EXCERPT:
▬▬▬▬▬▬

Geez you liked to argue.
Well, it's likely understand the physics involved better than most folks here, since
1) I worked for three years in the engineering department of a major composites fabricator (Grady-White), and built with my own hands a 25-foot carbon racing boat that will approach 30 knots downwind (google Thompson 750).
2) I am a life-long racing sailor, mainly on big boat, including a national championship and a couple of second places, and a long list of regional, offshore and East Coast wins, have sailed everything from mini-transatlantics to 86-foot maxis where even the toilets are carbon and was the first journalist allowed on the BMW-Oracle trimaran (see "Outside magazine") .... a craft which relies on the central physics inherent in apparent wind direction and apparent wind speed to sail at multiples of the true wind speed.
In short, I can assure you that I've forgotten more about off-axis wind, which is the kind we deal with mainly on bikes, than you'll ever know.
As to the effects of tube shape and wall thickness on the structural properties.... and for two decades I've looked carbon masts of every variant, and dealt with the best ways and amounts to bend them to shape sails, and learned what fails and doesnt from various types of loads, static, dynamic... impact etc.
OK, so thin sections ride like crap. (See Ridley Noah I, see Cervelo S1)

▬▬▬▬▬▬

Element and coordinate records:
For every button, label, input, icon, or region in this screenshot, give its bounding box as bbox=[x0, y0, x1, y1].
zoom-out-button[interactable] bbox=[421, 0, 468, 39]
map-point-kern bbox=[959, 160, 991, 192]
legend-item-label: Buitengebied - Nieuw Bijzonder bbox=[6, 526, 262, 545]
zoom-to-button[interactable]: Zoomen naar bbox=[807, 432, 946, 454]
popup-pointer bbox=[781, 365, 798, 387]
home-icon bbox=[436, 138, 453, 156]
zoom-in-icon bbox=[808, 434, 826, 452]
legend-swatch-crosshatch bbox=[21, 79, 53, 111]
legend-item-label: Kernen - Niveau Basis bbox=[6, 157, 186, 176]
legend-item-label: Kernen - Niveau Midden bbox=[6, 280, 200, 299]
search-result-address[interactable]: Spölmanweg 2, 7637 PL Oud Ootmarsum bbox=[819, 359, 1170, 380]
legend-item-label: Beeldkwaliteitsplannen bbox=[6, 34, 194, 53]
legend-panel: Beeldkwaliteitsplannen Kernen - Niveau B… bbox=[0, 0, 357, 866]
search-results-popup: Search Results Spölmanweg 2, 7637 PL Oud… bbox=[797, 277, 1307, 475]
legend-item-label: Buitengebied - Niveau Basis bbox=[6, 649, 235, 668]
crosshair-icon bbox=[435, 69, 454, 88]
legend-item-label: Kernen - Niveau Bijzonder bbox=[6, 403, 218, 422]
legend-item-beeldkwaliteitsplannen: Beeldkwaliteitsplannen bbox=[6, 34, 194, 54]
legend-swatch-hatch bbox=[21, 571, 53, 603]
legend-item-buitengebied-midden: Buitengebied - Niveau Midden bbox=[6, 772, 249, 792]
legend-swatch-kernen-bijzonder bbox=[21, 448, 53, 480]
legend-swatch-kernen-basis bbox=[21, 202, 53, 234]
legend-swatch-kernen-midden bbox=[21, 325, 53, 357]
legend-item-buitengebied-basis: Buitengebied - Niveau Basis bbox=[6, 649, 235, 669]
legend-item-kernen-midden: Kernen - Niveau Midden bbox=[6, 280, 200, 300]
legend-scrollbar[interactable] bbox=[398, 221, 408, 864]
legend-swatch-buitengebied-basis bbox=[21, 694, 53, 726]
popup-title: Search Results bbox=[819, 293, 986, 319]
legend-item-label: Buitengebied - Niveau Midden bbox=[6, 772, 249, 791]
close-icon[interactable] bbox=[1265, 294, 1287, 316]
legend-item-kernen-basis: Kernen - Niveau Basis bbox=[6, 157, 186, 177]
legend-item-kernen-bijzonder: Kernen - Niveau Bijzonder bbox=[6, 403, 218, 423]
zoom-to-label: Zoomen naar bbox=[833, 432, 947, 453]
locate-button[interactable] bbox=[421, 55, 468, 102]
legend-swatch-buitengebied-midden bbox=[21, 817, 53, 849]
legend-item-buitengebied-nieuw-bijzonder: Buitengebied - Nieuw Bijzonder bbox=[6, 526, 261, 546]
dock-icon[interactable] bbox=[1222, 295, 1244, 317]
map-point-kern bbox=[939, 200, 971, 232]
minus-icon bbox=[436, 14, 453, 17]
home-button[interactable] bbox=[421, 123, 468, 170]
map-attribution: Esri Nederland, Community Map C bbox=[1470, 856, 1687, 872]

▬▬▬▬▬▬

OBJECTIVES:
**A.** Rewrite the forum post from "In short, I" to "see Cervelo S1)", inclusive, renaming "off-axis wind" as "crosswind".
**B.** According to the forum post, which composites fabricator did the writer work for in its engineering department?
The records are separate material and have no connection to the forum post.

ANSWERS FOR THE TASKS:
**A.**
In short, I can assure you that I've forgotten more about crosswind, which is the kind we deal with mainly on bikes, than you'll ever know.
As to the effects of tube shape and wall thickness on the structural properties.... and for two decades I've looked carbon masts of every variant, and dealt with the best ways and amounts to bend them to shape sails, and learned what fails and doesnt from various types of loads, static, dynamic... impact etc.
OK, so thin sections ride like crap. (See Ridley Noah I, see Cervelo S1)

**B.** Grady-White